-- START Given records --

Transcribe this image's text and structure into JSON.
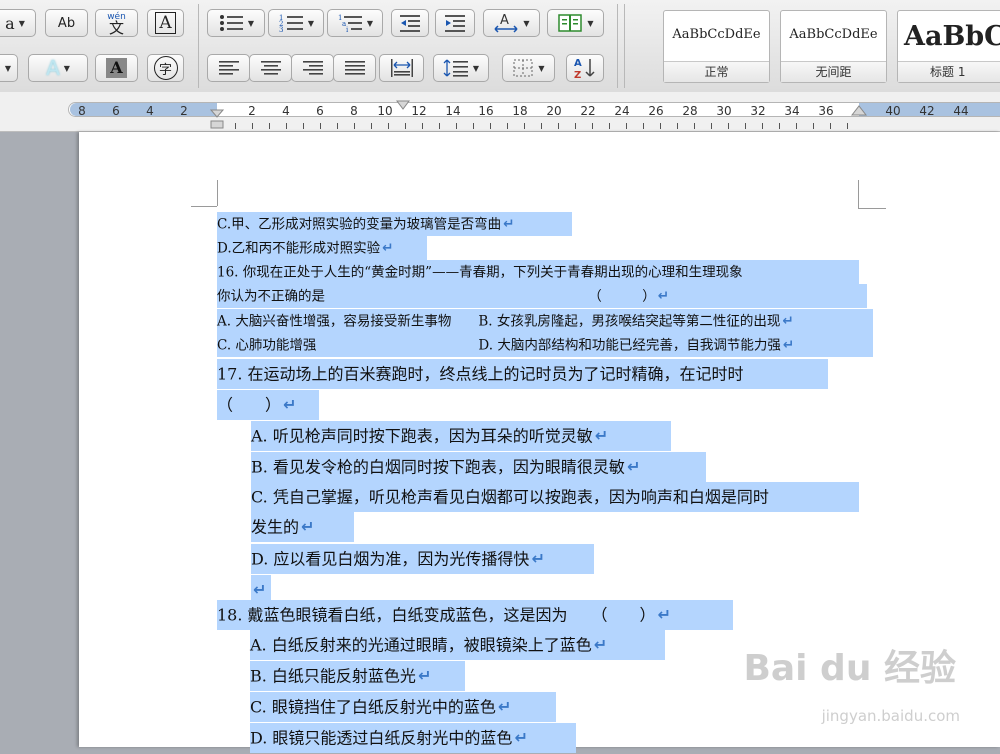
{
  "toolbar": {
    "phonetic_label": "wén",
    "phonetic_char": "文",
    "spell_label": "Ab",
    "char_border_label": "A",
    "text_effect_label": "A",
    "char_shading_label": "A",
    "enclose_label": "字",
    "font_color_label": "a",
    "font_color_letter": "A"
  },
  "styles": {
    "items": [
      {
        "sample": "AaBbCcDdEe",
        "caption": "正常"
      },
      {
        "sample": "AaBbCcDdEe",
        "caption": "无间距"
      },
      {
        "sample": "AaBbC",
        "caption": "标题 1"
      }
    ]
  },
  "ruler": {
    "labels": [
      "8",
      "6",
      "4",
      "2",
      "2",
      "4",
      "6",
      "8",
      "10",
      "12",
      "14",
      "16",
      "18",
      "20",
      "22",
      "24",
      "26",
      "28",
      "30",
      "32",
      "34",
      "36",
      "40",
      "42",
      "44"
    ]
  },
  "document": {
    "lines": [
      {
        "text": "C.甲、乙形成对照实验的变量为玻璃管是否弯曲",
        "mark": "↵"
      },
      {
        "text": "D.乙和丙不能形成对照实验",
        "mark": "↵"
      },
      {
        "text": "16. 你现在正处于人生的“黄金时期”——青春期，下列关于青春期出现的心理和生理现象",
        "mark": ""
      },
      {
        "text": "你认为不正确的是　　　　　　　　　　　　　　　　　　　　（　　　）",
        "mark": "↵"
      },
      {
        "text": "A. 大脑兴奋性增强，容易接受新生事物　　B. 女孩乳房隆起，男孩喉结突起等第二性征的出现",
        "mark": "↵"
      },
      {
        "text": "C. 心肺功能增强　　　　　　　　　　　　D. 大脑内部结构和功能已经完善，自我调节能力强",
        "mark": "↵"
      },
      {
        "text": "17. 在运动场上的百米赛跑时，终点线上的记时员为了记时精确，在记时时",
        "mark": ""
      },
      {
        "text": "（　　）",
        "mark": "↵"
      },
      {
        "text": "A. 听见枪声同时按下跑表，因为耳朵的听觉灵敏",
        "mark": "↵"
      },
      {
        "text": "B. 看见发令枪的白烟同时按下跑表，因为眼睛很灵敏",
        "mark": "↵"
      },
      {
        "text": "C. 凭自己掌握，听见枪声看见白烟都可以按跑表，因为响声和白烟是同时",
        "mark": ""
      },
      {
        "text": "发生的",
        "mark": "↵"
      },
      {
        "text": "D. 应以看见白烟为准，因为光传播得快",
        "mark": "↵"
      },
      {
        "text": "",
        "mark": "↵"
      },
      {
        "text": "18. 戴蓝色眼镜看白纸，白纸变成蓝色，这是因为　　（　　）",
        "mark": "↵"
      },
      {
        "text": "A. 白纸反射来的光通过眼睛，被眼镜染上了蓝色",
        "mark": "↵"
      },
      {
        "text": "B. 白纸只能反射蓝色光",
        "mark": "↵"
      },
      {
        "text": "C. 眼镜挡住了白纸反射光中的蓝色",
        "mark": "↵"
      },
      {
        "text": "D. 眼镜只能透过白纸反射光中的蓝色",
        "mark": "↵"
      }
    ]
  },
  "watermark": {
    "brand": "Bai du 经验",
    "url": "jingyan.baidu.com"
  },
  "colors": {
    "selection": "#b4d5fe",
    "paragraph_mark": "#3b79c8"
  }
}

-- END Given records --
-- START Given records --

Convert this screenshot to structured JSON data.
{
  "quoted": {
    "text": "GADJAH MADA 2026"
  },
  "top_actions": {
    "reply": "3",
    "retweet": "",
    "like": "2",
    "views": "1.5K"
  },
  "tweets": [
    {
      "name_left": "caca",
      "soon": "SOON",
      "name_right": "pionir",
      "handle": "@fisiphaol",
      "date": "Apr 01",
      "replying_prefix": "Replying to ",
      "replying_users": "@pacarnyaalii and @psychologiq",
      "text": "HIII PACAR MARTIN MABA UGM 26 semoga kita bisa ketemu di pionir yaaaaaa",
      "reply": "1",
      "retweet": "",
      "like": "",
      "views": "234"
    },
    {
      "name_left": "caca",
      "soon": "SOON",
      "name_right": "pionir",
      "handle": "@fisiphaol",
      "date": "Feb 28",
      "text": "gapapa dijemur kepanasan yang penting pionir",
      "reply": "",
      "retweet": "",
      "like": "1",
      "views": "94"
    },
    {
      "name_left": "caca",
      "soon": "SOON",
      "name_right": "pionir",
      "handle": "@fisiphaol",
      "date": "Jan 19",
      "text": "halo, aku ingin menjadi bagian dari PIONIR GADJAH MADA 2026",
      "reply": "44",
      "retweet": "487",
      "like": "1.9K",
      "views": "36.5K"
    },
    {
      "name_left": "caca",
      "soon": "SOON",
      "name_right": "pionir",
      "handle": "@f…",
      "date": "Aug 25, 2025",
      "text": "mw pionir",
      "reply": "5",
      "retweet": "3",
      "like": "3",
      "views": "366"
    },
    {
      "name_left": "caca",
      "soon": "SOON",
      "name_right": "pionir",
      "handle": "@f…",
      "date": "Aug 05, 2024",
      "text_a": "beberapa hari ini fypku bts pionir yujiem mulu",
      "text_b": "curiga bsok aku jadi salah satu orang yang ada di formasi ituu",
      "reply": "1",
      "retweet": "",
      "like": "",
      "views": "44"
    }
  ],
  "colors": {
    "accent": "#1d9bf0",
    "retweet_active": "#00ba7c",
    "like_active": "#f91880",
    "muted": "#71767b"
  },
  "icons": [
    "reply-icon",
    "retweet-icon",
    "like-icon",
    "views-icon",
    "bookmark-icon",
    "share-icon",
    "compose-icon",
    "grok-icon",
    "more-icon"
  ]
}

-- END Given records --

* **Exercise aim**
Check all the records above and select each line where the string "JSON" is found.

* **Complete response**
Transcribe this image's text and structure into JSON.
Convert this screenshot to structured JSON data.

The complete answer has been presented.